*** EXTRACTED ENTRIES
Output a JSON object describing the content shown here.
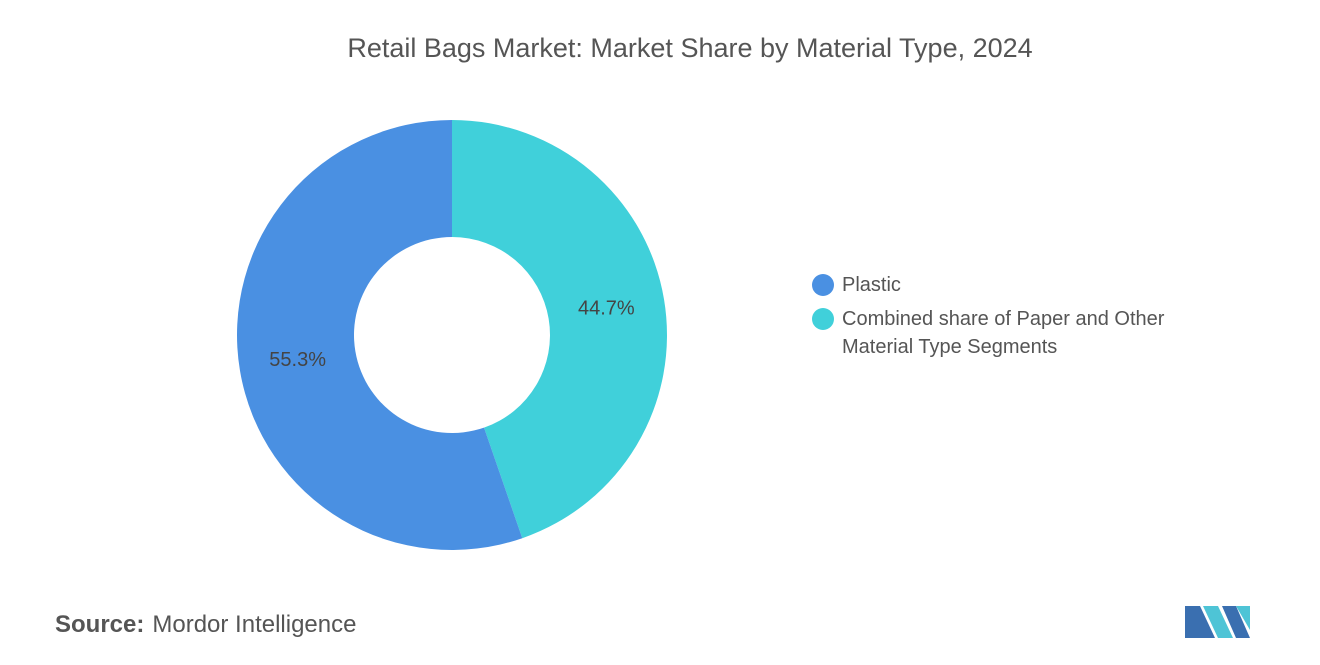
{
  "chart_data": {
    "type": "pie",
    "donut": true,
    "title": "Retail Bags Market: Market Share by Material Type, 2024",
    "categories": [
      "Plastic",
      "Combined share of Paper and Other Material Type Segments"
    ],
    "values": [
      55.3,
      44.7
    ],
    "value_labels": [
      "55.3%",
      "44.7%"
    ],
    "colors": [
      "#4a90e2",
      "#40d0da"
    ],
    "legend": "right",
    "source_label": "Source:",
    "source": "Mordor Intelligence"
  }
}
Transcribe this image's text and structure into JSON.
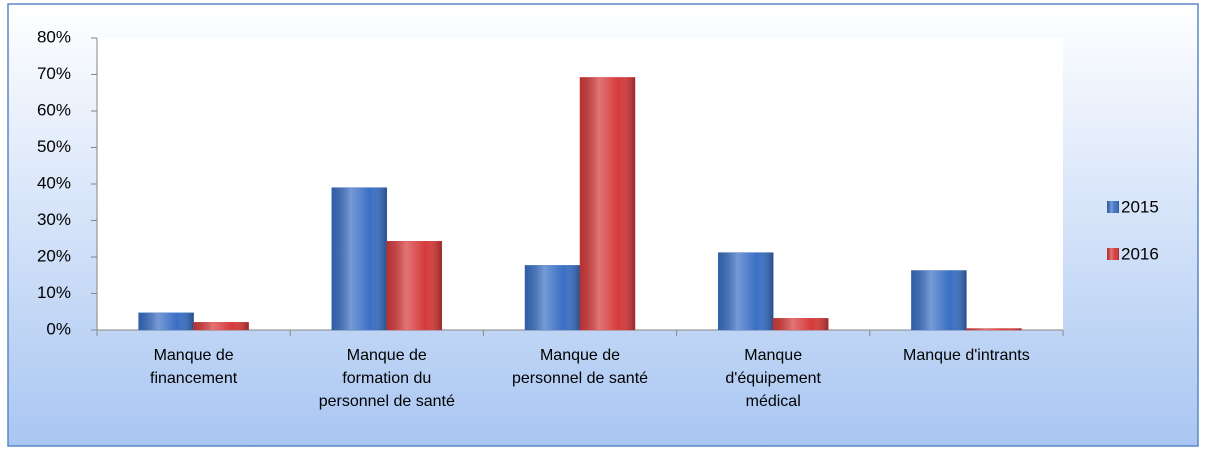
******
*** EXTRACTED ENTRIES
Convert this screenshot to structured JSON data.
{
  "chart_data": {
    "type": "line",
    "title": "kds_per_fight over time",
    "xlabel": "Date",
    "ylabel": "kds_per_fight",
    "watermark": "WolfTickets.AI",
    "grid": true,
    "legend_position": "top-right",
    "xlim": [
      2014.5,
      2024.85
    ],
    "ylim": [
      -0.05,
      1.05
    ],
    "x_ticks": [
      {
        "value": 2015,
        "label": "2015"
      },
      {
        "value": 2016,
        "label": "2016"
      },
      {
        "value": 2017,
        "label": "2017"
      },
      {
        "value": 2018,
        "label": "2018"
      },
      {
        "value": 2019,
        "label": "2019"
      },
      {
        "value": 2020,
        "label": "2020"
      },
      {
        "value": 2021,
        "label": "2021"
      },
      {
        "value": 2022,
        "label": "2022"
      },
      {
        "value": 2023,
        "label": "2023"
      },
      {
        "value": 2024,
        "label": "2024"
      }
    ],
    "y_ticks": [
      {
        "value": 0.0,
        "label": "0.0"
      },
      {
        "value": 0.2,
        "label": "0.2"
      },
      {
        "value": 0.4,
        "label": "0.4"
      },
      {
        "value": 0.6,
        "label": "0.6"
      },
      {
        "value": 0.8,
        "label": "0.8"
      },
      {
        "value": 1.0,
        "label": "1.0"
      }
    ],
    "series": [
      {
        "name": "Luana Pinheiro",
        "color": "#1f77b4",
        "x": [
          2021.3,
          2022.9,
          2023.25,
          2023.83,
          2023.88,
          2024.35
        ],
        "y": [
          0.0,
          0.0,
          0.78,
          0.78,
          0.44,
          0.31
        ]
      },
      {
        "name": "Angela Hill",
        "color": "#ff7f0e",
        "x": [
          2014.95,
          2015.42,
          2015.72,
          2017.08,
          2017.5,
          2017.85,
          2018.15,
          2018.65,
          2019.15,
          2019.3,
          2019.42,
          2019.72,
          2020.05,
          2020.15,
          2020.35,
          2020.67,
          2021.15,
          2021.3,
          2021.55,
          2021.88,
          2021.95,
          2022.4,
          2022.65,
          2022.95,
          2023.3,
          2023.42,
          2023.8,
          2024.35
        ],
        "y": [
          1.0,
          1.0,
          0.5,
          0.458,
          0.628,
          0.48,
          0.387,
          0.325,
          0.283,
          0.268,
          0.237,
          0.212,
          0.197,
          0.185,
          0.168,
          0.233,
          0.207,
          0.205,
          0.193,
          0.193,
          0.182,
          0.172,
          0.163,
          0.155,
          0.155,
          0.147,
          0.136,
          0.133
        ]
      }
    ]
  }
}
******
| DIRECTIVE |
Start at the line with "Output a JSON", stop at the line with "Transcribe this image's", both lines included, and repeat that span exactly without its pictures.

| FINISHED TASK |
Output a JSON object describing the content shown here.
{
  "chart_data": {
    "type": "pie",
    "donut": true,
    "title": "Retail Bags Market: Market Share by Material Type, 2024",
    "categories": [
      "Plastic",
      "Combined share of Paper and Other Material Type Segments"
    ],
    "values": [
      55.3,
      44.7
    ],
    "value_labels": [
      "55.3%",
      "44.7%"
    ],
    "colors": [
      "#4a90e2",
      "#40d0da"
    ],
    "legend": "right",
    "source_label": "Source:",
    "source": "Mordor Intelligence"
  }
}
Transcribe this image's text and structure into JSON.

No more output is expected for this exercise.